Bruselas propone suspender multas por emisiones de metano hasta 2030
La Comisión Europea recomienda postergar las sanciones a importadores de gas y petróleo que no cumplan con el reglamento de metano, el primer marco legal de la UE para controlar este potente gas de efecto invernadero.
La Comisión Europea recomendó este lunes suspender por tres años, hasta 2030, las multas previstas para los importadores de gas y petróleo que no cumplan con las obligaciones de medición, notificación y verificación de emisiones de metano.
El reglamento del metano representa el primer intento concreto de la Unión Europea por controlar este gas, que es unas 80 veces más potente que el dióxido de carbono en términos de calentamiento atmosférico a corto plazo. Su implementación busca reducir las fugas en toda la cadena de suministro de combustibles fósiles.
Según la información publicada por EFE Verde, el Ejecutivo comunitario justifica la moratoria en la necesidad de dar más tiempo a los países terceros para adaptarse a las exigencias europeas. La medida busca evitar disrupciones en el suministro energético mientras se construyen las capacidades de monitoreo necesarias.

• Problema 1: Según el texto sobre las multas por metano, ¿hasta qué año propone la Comisión Europea suspender las sanciones?
• Problema 2: ¿Qué obligaciones sobre las emisiones de metano deben cumplir los importadores de gas y petróleo, según el texto sobre las multas por metano? Enuméralas todas.
• Problema 3: Transcribe el fragmento del texto sobre las multas por metano que empieza en "El reglamento del" y termina en "de monitoreo necesarias.".
El listado no guarda ninguna relación con el texto sobre las multas por metano.

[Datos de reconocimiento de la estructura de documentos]
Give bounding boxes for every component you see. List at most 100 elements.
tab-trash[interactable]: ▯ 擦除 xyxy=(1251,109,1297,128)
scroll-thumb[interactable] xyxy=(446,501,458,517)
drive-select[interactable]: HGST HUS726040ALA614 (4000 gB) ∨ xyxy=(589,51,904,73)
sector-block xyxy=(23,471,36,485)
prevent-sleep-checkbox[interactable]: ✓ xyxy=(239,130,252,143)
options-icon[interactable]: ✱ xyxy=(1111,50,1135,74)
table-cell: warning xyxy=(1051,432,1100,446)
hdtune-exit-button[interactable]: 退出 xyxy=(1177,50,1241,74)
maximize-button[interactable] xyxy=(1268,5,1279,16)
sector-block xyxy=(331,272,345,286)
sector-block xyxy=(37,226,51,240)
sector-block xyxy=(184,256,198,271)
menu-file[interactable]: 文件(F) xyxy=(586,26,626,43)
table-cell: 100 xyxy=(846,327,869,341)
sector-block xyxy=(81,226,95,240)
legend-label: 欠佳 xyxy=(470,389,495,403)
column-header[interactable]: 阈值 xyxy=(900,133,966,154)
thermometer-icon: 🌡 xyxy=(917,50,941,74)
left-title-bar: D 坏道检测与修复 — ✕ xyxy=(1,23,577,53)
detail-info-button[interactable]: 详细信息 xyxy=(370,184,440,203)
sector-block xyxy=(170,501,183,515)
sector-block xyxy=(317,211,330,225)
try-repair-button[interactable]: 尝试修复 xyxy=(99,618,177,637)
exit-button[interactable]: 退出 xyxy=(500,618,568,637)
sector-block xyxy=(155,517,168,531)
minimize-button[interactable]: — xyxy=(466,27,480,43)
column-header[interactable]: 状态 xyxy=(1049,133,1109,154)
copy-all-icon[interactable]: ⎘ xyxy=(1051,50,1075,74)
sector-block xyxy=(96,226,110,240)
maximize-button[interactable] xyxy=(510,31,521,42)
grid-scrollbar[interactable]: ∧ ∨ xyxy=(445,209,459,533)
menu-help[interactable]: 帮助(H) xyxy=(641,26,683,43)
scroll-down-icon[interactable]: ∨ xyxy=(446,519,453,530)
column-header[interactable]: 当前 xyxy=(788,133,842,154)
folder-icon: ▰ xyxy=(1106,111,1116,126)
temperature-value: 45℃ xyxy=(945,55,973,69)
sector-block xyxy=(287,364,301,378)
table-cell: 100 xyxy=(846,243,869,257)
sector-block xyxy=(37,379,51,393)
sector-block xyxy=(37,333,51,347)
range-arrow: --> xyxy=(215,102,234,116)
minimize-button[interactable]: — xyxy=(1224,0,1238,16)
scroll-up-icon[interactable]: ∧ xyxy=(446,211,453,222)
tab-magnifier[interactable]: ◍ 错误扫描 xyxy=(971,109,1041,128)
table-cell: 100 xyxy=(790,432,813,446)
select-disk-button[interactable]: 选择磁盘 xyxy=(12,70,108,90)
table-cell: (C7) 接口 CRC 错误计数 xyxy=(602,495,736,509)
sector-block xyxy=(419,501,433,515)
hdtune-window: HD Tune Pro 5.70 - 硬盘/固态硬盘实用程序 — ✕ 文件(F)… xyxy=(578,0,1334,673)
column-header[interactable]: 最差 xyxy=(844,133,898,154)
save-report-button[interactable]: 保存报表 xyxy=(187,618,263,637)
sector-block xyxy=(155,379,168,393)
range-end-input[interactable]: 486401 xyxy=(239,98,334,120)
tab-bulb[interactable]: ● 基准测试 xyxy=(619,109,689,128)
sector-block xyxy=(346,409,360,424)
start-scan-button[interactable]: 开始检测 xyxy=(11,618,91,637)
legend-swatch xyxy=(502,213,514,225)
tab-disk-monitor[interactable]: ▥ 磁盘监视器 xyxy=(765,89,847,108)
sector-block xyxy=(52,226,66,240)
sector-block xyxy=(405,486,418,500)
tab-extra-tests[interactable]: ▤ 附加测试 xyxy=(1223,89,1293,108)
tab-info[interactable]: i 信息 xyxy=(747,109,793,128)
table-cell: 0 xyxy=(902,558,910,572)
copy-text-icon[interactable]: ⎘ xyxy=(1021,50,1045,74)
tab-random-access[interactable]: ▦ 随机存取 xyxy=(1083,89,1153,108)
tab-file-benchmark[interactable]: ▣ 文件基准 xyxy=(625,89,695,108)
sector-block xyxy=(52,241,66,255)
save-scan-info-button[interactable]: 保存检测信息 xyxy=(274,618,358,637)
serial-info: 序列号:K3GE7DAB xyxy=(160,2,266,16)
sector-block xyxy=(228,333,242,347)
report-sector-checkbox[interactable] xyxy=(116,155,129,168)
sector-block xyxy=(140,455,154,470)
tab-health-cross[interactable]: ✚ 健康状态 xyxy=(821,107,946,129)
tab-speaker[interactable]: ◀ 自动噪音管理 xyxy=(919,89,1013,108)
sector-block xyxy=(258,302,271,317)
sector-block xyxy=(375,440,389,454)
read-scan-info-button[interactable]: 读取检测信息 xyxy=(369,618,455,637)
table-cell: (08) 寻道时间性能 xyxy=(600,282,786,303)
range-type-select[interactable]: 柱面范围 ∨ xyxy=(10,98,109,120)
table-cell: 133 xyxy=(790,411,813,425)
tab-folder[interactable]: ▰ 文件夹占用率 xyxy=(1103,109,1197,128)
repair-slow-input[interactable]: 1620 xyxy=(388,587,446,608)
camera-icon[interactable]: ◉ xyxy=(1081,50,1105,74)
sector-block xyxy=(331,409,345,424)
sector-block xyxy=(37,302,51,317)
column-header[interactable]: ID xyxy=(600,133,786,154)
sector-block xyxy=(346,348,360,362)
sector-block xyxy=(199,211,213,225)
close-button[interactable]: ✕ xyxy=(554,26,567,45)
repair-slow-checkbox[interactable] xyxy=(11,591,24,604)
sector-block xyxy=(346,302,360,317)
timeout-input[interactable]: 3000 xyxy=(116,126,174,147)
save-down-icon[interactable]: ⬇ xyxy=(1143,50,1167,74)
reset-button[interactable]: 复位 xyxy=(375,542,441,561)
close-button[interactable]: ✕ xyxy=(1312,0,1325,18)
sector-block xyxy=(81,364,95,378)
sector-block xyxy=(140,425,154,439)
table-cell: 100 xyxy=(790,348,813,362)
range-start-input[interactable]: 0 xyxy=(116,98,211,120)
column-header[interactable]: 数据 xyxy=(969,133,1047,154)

• Respuesta 1: Hasta 2030.

• Respuesta 2: Medición, notificación y verificación.

• Respuesta 3:
El reglamento del metano representa el primer intento concreto de la Unión Europea por controlar este gas, que es unas 80 veces más potente que el dióxido de carbono en términos de calentamiento atmosférico a corto plazo. Su implementación busca reducir las fugas en toda la cadena de suministro de combustibles fósiles.
Según la información publicada por EFE Verde, el Ejecutivo comunitario justifica la moratoria en la necesidad de dar más tiempo a los países terceros para adaptarse a las exigencias europeas. La medida busca evitar disrupciones en el suministro energético mientras se construyen las capacidades de monitoreo necesarias.